# [EXTRACT]
# # # # #

Ground 3: Obviousness over Stemple II and Anazawa - Claims 1-7, 11-12, 14-15, and 17 are obvious over Stemple II in view of Anazawa.

  • Prior Art Relied Upon: Stemple II (WO 00/53805) and Anazawa (WO 98/33939).

  • Core Argument for this Ground:

    • Prior Art Mapping: Stemple II disclosed a sequencing by synthesis method using nucleotides having a detachable labeling group and a detachable 3'-OH blocking group. The method involved cycles of incorporation, detection, and unblocking to sequence a template attached to a solid support. For attaching the label to the base of the nucleotide, Stemple II expressly directed a POSITA to the method described in Anazawa. Anazawa, in turn, disclosed the attachment of fluorescent labels to the 7-position of the 7-deaza-guanine base.
    • Motivation to Combine: The motivation was explicit, as Stemple II directly cited and incorporated Anazawa for the specific purpose of providing a method to attach a label to the nucleotide base. A POSITA following the teachings of Stemple II would be led directly to Anazawa's method, which involved using deaza-substituted nucleotides.
    • Expectation of Success: A POSITA would expect success because Stemple II provided an express instruction to use Anazawa’s method in its own sequencing system, indicating compatibility and a clear path for implementation.

  • Additional Grounds: Petitioner asserted numerous additional challenges, primarily obviousness grounds under 35 U.S.C. §103. These grounds relied on similar theories, combining a primary reference disclosing a sequencing by synthesis method (e.g., Tsien, Dower, Stemple II, or Stemple III) with a secondary reference teaching the use and advantages of deaza-substituted nucleotides (e.g., Prober I, Prober II, Seela I, or Hobbs).

4. Key Technical Contentions (Beyond Claim Construction)

# # # # #

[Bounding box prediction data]

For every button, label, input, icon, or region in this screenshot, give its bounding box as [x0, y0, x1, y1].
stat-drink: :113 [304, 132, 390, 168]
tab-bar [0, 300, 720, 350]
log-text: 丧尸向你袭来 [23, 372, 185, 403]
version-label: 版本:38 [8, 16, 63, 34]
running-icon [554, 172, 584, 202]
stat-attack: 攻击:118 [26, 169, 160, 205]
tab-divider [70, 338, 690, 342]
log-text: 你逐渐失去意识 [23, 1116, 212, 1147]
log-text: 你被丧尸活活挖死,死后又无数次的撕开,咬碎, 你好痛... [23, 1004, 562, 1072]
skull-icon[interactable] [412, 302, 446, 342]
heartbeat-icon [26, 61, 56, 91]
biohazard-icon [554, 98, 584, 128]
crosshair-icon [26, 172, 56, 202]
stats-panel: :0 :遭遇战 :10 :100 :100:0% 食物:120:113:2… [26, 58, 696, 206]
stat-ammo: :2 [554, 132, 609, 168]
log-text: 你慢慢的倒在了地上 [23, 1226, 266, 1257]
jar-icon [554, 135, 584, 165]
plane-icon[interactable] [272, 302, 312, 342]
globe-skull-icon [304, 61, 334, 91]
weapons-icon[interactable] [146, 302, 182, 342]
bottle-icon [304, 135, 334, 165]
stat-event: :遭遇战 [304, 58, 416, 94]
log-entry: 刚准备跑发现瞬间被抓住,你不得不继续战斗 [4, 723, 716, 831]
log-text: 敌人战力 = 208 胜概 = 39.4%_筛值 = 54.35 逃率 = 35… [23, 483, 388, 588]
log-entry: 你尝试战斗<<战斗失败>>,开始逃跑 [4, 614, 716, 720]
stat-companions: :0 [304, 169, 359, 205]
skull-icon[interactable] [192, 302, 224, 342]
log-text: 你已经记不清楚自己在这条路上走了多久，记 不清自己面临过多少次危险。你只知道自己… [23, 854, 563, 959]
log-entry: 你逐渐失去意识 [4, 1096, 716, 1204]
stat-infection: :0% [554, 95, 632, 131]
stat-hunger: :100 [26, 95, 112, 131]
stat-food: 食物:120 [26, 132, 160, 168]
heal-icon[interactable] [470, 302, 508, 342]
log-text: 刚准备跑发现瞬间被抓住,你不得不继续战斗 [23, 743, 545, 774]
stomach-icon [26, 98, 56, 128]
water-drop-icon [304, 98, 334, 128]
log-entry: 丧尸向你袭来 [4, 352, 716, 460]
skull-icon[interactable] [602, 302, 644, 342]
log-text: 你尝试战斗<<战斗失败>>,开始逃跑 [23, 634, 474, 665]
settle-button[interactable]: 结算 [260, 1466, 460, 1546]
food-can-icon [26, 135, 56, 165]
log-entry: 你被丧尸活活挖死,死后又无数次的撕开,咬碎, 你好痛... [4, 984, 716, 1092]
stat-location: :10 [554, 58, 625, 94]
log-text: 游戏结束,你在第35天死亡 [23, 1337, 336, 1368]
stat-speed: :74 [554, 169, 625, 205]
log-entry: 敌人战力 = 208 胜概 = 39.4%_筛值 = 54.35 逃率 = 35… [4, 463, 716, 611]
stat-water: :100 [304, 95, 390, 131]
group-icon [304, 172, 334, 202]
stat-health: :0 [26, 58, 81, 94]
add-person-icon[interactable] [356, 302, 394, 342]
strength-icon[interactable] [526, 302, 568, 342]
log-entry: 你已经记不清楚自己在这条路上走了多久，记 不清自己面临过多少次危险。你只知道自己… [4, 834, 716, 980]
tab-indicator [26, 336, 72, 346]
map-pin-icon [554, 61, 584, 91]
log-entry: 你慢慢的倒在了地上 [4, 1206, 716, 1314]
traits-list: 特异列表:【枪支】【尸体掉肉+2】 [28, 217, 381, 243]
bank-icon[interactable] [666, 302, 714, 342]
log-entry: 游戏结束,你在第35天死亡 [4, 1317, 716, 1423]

# # # # #

# [THINGS TO DO]
1. According to the Ground 3 excerpt, to which position of the 7-deaza-guanine base did Anazawa attach fluorescent labels?
2. Explain why, according to the Ground 3 excerpt, a POSITA would have expected success in combining Stemple II with Anazawa.
3. Reproduce word for word the stretch of the Ground 3 excerpt from "Ground 3: Obviousness" through "the 7-deaza-guanine base.".

# [EXERCISE ANSWERS]
1. The 7-position.

2. Stemple II expressly instructed using Anazawa's method in its own sequencing system. That instruction indicated the two were compatible and gave a clear path for implementation.

3.
Ground 3: Obviousness over Stemple II and Anazawa - Claims 1-7, 11-12, 14-15, and 17 are obvious over Stemple II in view of Anazawa.

  • Prior Art Relied Upon: Stemple II (WO 00/53805) and Anazawa (WO 98/33939).

  • Core Argument for this Ground:

    • Prior Art Mapping: Stemple II disclosed a sequencing by synthesis method using nucleotides having a detachable labeling group and a detachable 3'-OH blocking group. The method involved cycles of incorporation, detection, and unblocking to sequence a template attached to a solid support. For attaching the label to the base of the nucleotide, Stemple II expressly directed a POSITA to the method described in Anazawa. Anazawa, in turn, disclosed the attachment of fluorescent labels to the 7-position of the 7-deaza-guanine base.